__Directions for this task__. Each line of the data that includes the string "results" is to be copied out.

-------- The input --------

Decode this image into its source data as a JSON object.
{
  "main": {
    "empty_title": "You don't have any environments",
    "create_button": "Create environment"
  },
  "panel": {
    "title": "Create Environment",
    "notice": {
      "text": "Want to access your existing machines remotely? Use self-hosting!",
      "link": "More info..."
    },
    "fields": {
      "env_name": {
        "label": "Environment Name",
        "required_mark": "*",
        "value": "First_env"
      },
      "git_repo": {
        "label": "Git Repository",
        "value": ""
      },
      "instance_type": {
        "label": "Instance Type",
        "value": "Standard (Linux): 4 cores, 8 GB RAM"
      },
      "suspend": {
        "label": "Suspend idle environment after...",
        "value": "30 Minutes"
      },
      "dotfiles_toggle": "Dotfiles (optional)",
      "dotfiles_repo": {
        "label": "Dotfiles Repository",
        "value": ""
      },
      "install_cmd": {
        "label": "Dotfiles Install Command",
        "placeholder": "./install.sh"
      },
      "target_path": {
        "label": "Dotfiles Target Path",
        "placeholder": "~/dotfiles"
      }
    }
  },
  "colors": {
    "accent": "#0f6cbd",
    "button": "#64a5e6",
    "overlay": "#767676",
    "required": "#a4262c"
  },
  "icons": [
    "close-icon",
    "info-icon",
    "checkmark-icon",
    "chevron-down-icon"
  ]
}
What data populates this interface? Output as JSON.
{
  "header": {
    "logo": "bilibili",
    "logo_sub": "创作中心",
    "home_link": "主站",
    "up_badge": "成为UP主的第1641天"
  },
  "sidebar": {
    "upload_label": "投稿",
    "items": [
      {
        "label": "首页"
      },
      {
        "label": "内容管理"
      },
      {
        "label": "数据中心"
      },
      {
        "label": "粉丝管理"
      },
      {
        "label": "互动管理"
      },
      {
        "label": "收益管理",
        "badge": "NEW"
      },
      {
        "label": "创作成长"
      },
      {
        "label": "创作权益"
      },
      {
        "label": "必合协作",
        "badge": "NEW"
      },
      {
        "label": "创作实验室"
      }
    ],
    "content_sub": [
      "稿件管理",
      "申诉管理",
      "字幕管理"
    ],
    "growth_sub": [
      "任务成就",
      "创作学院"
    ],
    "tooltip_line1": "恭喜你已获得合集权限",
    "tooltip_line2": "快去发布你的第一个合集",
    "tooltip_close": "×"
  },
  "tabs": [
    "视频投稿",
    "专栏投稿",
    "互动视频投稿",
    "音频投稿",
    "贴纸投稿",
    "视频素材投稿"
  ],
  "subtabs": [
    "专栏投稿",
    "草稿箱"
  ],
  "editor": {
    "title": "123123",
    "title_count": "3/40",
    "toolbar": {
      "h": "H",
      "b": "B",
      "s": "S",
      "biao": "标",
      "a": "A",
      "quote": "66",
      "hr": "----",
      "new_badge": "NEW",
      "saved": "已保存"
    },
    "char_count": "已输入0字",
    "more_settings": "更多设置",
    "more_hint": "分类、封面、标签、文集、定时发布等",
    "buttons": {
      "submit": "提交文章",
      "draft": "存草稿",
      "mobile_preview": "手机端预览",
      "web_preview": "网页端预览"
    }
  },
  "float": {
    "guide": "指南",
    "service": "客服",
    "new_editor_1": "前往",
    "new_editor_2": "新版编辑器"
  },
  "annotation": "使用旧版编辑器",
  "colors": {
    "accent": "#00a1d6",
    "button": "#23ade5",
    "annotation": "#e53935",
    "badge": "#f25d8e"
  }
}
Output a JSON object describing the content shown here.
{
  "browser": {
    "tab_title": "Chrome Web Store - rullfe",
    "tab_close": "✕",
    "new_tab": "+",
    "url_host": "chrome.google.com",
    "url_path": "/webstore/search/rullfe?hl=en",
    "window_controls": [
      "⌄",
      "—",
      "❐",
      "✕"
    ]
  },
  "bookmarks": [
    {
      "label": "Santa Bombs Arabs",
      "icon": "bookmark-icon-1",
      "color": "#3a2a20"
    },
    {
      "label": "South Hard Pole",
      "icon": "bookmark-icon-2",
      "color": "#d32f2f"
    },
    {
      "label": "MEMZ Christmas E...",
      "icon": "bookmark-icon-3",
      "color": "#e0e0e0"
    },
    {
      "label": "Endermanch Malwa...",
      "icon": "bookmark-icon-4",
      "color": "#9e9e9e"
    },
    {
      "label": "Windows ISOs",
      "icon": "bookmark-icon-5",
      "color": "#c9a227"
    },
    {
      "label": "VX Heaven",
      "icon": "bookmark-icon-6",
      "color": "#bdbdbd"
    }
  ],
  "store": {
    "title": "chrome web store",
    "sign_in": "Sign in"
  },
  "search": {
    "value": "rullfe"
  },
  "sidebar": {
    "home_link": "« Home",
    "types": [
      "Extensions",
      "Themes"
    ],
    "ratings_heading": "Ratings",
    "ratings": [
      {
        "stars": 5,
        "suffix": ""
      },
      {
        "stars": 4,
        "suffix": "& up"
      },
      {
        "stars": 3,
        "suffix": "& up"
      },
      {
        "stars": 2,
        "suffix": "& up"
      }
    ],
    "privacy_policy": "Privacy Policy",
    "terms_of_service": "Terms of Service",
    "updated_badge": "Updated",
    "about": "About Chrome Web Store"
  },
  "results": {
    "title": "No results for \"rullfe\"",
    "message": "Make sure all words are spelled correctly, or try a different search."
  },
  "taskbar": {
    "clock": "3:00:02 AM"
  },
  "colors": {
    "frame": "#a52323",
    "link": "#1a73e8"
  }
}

--------

__Response below__.
  "results": {
    "title": "No results for \"rullfe\"",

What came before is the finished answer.